Aim:
From the entries below, gather every line containing the string "müdahale".

Extracted records
** Begin **

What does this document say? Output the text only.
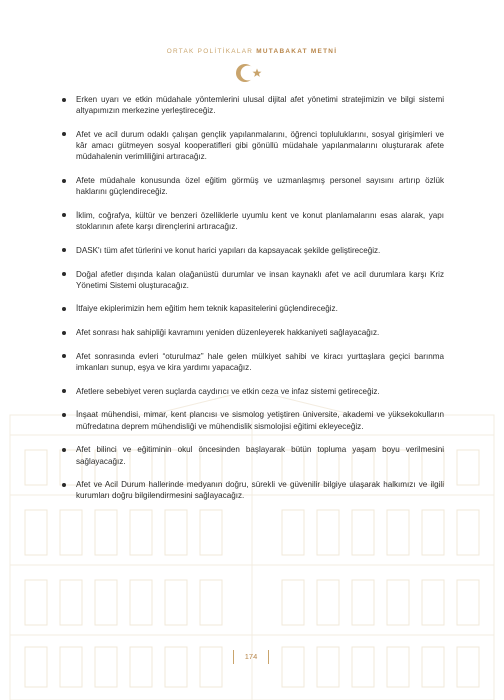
ORTAK POLİTİKALAR MUTABAKAT METNİ
Erken uyarı ve etkin müdahale yöntemlerini ulusal dijital afet yönetimi stratejimizin ve bilgi sistemi altyapımızın merkezine yerleştireceğiz.
Afet ve acil durum odaklı çalışan gençlik yapılanmalarını, öğrenci topluluklarını, sosyal girişimleri ve kâr amacı gütmeyen sosyal kooperatifleri gibi gönüllü müdahale yapılanmalarını oluşturarak afete müdahalenin verimliliğini artıracağız.
Afete müdahale konusunda özel eğitim görmüş ve uzmanlaşmış personel sayısını artırıp özlük haklarını güçlendireceğiz.
İklim, coğrafya, kültür ve benzeri özelliklerle uyumlu kent ve konut planlamalarını esas alarak, yapı stoklarının afete karşı dirençlerini artıracağız.
DASK'ı tüm afet türlerini ve konut harici yapıları da kapsayacak şekilde geliştireceğiz.
Doğal afetler dışında kalan olağanüstü durumlar ve insan kaynaklı afet ve acil durumlara karşı Kriz Yönetimi Sistemi oluşturacağız.
İtfaiye ekiplerimizin hem eğitim hem teknik kapasitelerini güçlendireceğiz.
Afet sonrası hak sahipliği kavramını yeniden düzenleyerek hakkaniyeti sağlayacağız.
Afet sonrasında evleri “oturulmaz” hale gelen mülkiyet sahibi ve kiracı yurttaşlara geçici barınma imkanları sunup, eşya ve kira yardımı yapacağız.
Afetlere sebebiyet veren suçlarda caydırıcı ve etkin ceza ve infaz sistemi getireceğiz.
İnşaat mühendisi, mimar, kent plancısı ve sismolog yetiştiren üniversite, akademi ve yüksekokulların müfredatına deprem mühendisliği ve mühendislik sismolojisi eğitimi ekleyeceğiz.
Afet bilinci ve eğitiminin okul öncesinden başlayarak bütün topluma yaşam boyu verilmesini sağlayacağız.
Afet ve Acil Durum hallerinde medyanın doğru, sürekli ve güvenilir bilgiye ulaşarak halkımızı ve ilgili kurumları doğru bilgilendirmesini sağlayacağız.
174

** End **

Solution below:
Erken uyarı ve etkin müdahale yöntemlerini ulusal dijital afet yönetimi stratejimizin ve bilgi sistemi altyapımızın merkezine yerleştireceğiz.
Afet ve acil durum odaklı çalışan gençlik yapılanmalarını, öğrenci topluluklarını, sosyal girişimleri ve kâr amacı gütmeyen sosyal kooperatifleri gibi gönüllü müdahale yapılanmalarını oluşturarak afete müdahalenin verimliliğini artıracağız.
Afete müdahale konusunda özel eğitim görmüş ve uzmanlaşmış personel sayısını artırıp özlük haklarını güçlendireceğiz.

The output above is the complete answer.